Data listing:
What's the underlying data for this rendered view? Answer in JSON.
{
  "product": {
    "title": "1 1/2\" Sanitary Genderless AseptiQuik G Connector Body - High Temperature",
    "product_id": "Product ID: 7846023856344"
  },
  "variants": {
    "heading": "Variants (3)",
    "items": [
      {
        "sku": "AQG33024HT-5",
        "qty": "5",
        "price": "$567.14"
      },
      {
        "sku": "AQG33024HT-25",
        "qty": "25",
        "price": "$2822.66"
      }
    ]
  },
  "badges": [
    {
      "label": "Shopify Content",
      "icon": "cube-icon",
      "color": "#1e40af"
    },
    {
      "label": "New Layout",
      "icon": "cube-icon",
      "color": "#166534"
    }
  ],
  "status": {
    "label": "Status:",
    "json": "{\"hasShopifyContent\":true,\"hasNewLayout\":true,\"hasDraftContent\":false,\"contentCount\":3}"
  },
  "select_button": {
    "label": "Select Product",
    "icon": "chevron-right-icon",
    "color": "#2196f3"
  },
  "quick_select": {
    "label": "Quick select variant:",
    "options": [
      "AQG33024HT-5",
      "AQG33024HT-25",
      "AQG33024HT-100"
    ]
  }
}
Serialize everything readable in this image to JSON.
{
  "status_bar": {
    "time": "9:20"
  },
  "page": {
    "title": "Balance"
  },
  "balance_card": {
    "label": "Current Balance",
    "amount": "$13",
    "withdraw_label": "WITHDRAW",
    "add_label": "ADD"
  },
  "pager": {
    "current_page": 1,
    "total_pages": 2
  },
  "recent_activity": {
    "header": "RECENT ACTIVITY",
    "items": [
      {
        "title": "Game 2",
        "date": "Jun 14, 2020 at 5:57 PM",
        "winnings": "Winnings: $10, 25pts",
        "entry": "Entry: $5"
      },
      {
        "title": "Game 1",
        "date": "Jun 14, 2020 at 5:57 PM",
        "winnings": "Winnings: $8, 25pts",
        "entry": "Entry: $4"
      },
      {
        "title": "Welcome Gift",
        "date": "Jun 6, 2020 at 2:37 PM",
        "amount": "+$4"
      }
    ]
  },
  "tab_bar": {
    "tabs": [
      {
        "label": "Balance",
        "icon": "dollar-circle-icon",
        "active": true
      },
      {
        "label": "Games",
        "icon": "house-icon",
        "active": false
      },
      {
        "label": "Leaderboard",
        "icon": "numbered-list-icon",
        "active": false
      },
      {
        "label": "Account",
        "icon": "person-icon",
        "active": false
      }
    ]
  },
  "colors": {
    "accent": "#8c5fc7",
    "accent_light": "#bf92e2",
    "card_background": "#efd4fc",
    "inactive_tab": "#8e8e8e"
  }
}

#### [TASK INSTRUCTIONS]
Repeat the material word for word, in full.

#### [ANSWER FOR THE TASK]
What's the underlying data for this rendered view? Answer in JSON.
{
  "product": {
    "title": "1 1/2\" Sanitary Genderless AseptiQuik G Connector Body - High Temperature",
    "product_id": "Product ID: 7846023856344"
  },
  "variants": {
    "heading": "Variants (3)",
    "items": [
      {
        "sku": "AQG33024HT-5",
        "qty": "5",
        "price": "$567.14"
      },
      {
        "sku": "AQG33024HT-25",
        "qty": "25",
        "price": "$2822.66"
      }
    ]
  },
  "badges": [
    {
      "label": "Shopify Content",
      "icon": "cube-icon",
      "color": "#1e40af"
    },
    {
      "label": "New Layout",
      "icon": "cube-icon",
      "color": "#166534"
    }
  ],
  "status": {
    "label": "Status:",
    "json": "{\"hasShopifyContent\":true,\"hasNewLayout\":true,\"hasDraftContent\":false,\"contentCount\":3}"
  },
  "select_button": {
    "label": "Select Product",
    "icon": "chevron-right-icon",
    "color": "#2196f3"
  },
  "quick_select": {
    "label": "Quick select variant:",
    "options": [
      "AQG33024HT-5",
      "AQG33024HT-25",
      "AQG33024HT-100"
    ]
  }
}
Serialize everything readable in this image to JSON.
{
  "status_bar": {
    "time": "9:20"
  },
  "page": {
    "title": "Balance"
  },
  "balance_card": {
    "label": "Current Balance",
    "amount": "$13",
    "withdraw_label": "WITHDRAW",
    "add_label": "ADD"
  },
  "pager": {
    "current_page": 1,
    "total_pages": 2
  },
  "recent_activity": {
    "header": "RECENT ACTIVITY",
    "items": [
      {
        "title": "Game 2",
        "date": "Jun 14, 2020 at 5:57 PM",
        "winnings": "Winnings: $10, 25pts",
        "entry": "Entry: $5"
      },
      {
        "title": "Game 1",
        "date": "Jun 14, 2020 at 5:57 PM",
        "winnings": "Winnings: $8, 25pts",
        "entry": "Entry: $4"
      },
      {
        "title": "Welcome Gift",
        "date": "Jun 6, 2020 at 2:37 PM",
        "amount": "+$4"
      }
    ]
  },
  "tab_bar": {
    "tabs": [
      {
        "label": "Balance",
        "icon": "dollar-circle-icon",
        "active": true
      },
      {
        "label": "Games",
        "icon": "house-icon",
        "active": false
      },
      {
        "label": "Leaderboard",
        "icon": "numbered-list-icon",
        "active": false
      },
      {
        "label": "Account",
        "icon": "person-icon",
        "active": false
      }
    ]
  },
  "colors": {
    "accent": "#8c5fc7",
    "accent_light": "#bf92e2",
    "card_background": "#efd4fc",
    "inactive_tab": "#8e8e8e"
  }
}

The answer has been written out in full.